# [Work to be completed]
Copy everything from the first line of the records below down to the line containing "cell-value-label: 0 [466,142,484,175]", keeping every line unchanged.

# [Records for this task]

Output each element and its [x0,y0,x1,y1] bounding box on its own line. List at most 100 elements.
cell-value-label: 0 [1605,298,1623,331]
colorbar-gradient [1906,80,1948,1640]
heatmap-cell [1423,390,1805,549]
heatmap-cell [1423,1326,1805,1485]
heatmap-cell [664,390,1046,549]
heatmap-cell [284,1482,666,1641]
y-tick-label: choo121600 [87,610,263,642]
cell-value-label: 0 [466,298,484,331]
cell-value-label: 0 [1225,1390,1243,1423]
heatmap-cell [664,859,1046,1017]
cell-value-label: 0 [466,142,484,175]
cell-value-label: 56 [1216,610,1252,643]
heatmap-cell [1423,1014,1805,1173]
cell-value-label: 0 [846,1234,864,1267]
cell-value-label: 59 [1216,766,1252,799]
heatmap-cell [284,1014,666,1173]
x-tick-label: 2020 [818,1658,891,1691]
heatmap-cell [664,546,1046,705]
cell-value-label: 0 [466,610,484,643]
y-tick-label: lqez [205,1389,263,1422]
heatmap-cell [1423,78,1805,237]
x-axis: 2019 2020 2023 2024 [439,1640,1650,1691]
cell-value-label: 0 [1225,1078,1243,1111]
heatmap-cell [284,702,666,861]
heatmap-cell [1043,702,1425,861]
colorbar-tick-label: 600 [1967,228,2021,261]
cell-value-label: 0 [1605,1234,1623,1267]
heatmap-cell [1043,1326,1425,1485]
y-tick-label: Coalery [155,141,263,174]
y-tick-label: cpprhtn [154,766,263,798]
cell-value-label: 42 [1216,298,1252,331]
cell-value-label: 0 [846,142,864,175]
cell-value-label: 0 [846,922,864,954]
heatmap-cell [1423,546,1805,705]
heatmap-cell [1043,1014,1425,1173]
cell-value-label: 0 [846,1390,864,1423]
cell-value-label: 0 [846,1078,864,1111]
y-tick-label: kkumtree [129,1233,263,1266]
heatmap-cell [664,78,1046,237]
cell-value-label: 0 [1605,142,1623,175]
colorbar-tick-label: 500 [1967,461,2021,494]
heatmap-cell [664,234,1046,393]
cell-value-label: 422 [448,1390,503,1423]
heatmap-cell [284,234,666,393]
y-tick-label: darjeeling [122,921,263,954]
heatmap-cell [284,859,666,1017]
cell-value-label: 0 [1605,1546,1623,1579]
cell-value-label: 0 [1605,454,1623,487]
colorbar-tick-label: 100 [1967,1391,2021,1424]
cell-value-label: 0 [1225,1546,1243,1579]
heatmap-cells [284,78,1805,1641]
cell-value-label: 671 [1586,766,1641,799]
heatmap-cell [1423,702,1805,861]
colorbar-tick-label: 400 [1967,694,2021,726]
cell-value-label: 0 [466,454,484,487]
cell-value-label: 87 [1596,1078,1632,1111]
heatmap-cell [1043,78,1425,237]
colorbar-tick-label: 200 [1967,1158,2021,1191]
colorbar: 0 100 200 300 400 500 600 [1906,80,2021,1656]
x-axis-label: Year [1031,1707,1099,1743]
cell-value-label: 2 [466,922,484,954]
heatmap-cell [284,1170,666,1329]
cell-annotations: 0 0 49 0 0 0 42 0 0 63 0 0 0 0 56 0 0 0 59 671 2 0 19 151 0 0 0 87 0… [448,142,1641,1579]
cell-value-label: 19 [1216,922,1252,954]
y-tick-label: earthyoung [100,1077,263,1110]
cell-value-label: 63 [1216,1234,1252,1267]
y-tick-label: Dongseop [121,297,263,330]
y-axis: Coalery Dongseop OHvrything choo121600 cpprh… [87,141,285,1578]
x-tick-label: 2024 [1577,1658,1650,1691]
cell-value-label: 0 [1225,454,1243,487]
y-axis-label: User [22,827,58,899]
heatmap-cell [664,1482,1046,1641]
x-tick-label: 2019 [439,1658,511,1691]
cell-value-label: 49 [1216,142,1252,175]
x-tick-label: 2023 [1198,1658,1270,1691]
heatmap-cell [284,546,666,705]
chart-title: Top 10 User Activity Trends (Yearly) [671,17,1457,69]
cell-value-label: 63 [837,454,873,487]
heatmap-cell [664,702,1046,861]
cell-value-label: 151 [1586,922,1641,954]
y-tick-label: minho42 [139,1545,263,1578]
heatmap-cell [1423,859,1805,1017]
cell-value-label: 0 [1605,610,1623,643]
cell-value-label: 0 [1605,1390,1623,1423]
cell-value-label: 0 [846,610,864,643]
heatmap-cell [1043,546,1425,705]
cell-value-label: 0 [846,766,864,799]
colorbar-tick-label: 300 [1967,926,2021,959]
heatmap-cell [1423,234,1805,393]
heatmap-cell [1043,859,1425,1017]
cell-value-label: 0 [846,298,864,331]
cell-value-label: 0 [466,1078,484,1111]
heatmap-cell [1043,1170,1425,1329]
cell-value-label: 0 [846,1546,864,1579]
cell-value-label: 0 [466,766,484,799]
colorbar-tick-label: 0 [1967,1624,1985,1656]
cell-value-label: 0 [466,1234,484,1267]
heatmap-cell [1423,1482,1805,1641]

# [Answer below]
Output each element and its [x0,y0,x1,y1] bounding box on its own line. List at most 100 elements.
cell-value-label: 0 [1605,298,1623,331]
colorbar-gradient [1906,80,1948,1640]
heatmap-cell [1423,390,1805,549]
heatmap-cell [1423,1326,1805,1485]
heatmap-cell [664,390,1046,549]
heatmap-cell [284,1482,666,1641]
y-tick-label: choo121600 [87,610,263,642]
cell-value-label: 0 [466,298,484,331]
cell-value-label: 0 [1225,1390,1243,1423]
heatmap-cell [664,859,1046,1017]
cell-value-label: 0 [466,142,484,175]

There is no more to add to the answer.